Stated exercise: Go through the lines below. Copy those with "title".

Material for this exercise:

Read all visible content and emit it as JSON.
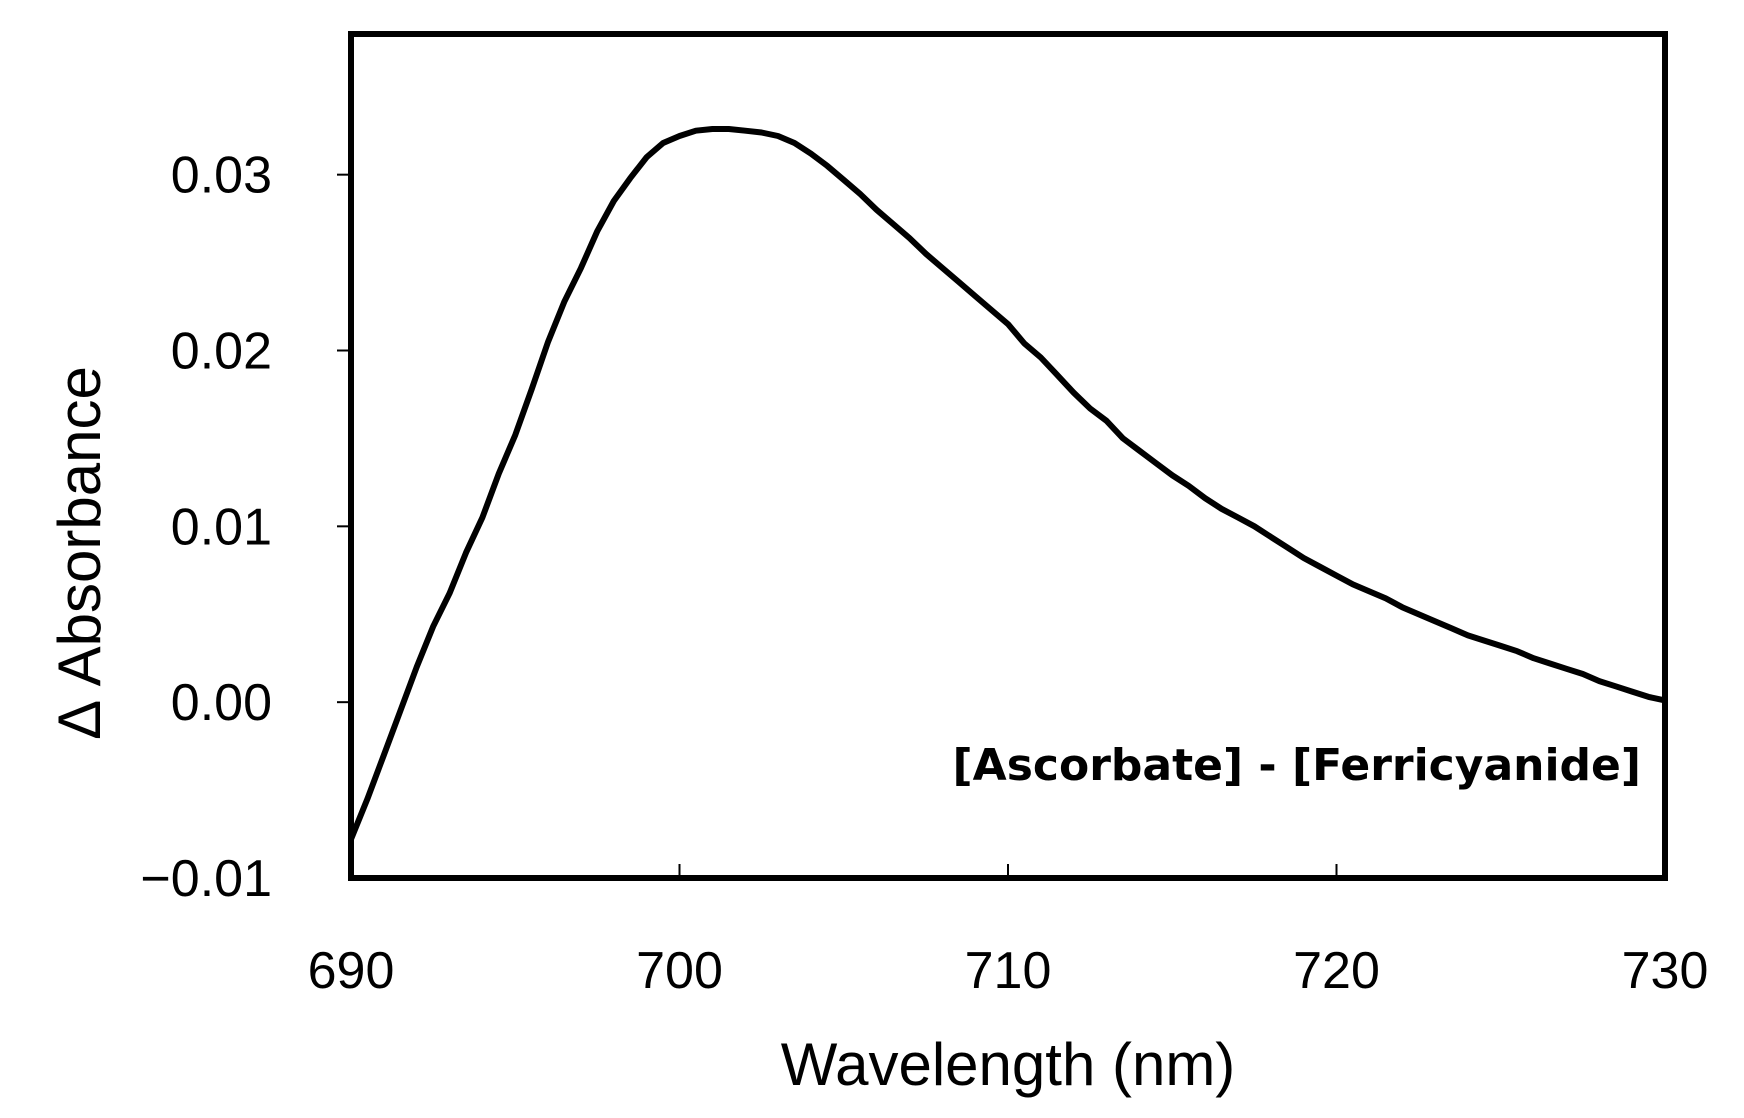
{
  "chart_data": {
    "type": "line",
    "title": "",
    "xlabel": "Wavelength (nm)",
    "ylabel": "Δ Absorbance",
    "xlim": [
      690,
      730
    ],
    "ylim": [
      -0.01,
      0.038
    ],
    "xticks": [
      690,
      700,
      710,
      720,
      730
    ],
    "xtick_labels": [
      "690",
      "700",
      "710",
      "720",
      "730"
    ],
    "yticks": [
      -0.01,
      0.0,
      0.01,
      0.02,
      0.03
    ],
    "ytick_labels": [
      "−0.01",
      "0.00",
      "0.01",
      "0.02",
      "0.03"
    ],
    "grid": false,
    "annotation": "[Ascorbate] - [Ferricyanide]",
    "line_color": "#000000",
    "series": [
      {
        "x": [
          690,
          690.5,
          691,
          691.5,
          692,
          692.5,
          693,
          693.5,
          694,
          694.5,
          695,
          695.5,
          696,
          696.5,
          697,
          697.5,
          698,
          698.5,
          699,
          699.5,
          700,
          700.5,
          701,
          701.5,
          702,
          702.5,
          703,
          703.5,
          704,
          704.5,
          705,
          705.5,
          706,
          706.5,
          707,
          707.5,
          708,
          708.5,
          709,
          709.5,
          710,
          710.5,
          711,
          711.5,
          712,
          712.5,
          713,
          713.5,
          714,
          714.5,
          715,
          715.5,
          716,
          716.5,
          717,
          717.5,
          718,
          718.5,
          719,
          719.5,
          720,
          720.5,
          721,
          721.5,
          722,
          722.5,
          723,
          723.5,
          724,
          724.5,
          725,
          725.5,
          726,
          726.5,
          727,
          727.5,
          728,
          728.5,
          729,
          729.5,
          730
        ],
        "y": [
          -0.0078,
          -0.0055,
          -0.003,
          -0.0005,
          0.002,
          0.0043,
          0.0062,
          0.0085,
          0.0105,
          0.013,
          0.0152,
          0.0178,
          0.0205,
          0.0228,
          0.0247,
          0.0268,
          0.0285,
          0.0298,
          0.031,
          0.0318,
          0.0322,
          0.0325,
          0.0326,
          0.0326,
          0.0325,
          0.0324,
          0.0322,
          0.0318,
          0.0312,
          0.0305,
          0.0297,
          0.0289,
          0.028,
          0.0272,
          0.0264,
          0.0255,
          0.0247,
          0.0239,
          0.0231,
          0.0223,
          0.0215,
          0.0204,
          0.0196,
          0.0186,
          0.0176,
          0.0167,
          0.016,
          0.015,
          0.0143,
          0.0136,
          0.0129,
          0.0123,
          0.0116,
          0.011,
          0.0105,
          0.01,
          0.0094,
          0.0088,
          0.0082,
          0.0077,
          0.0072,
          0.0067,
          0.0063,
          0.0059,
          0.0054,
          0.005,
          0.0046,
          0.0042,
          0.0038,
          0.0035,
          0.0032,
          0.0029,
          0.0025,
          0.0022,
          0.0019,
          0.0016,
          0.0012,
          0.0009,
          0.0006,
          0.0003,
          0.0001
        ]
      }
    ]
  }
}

--

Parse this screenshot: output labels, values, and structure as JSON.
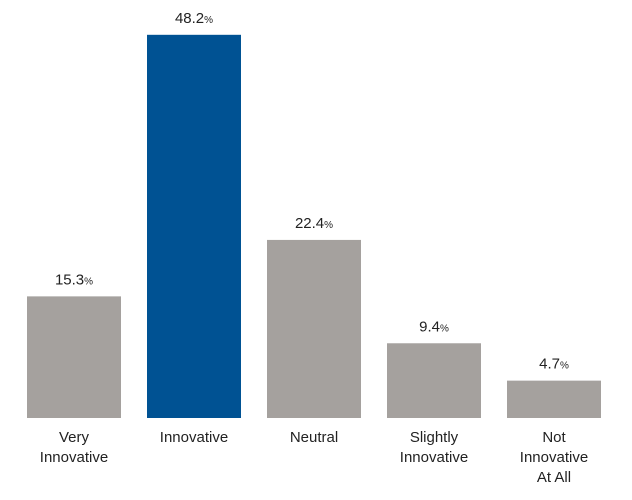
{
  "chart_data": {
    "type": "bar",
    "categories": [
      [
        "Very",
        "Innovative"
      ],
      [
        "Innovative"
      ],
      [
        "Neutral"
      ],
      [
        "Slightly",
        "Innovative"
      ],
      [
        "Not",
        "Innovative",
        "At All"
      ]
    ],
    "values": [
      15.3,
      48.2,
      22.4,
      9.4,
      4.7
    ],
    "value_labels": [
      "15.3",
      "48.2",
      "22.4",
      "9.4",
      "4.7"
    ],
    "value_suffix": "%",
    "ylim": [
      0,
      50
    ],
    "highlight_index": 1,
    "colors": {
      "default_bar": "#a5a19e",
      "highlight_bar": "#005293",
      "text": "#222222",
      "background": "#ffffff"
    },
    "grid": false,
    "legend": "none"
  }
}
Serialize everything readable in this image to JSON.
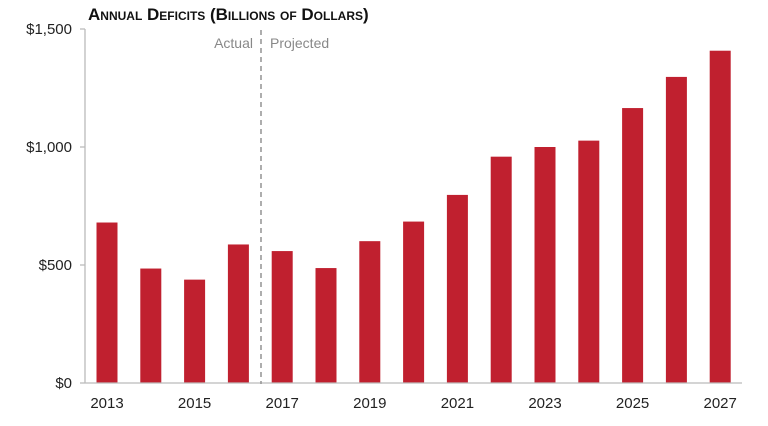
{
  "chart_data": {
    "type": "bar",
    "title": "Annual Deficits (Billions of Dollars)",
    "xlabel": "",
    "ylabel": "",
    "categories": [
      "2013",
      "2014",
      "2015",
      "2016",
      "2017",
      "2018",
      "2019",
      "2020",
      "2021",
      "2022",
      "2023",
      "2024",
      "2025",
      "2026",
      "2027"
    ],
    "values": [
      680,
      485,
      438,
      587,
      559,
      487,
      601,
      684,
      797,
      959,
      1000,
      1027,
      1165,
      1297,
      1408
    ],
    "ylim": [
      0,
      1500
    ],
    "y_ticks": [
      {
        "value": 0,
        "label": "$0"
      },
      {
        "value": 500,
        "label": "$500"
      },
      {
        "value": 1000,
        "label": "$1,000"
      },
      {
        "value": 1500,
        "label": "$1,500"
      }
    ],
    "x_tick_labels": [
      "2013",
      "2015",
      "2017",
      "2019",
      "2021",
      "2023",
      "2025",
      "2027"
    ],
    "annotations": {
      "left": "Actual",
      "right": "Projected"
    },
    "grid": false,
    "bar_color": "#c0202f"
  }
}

Complete output:
    "title": "",
    "title": "Annual Deficits (Billions of Dollars)",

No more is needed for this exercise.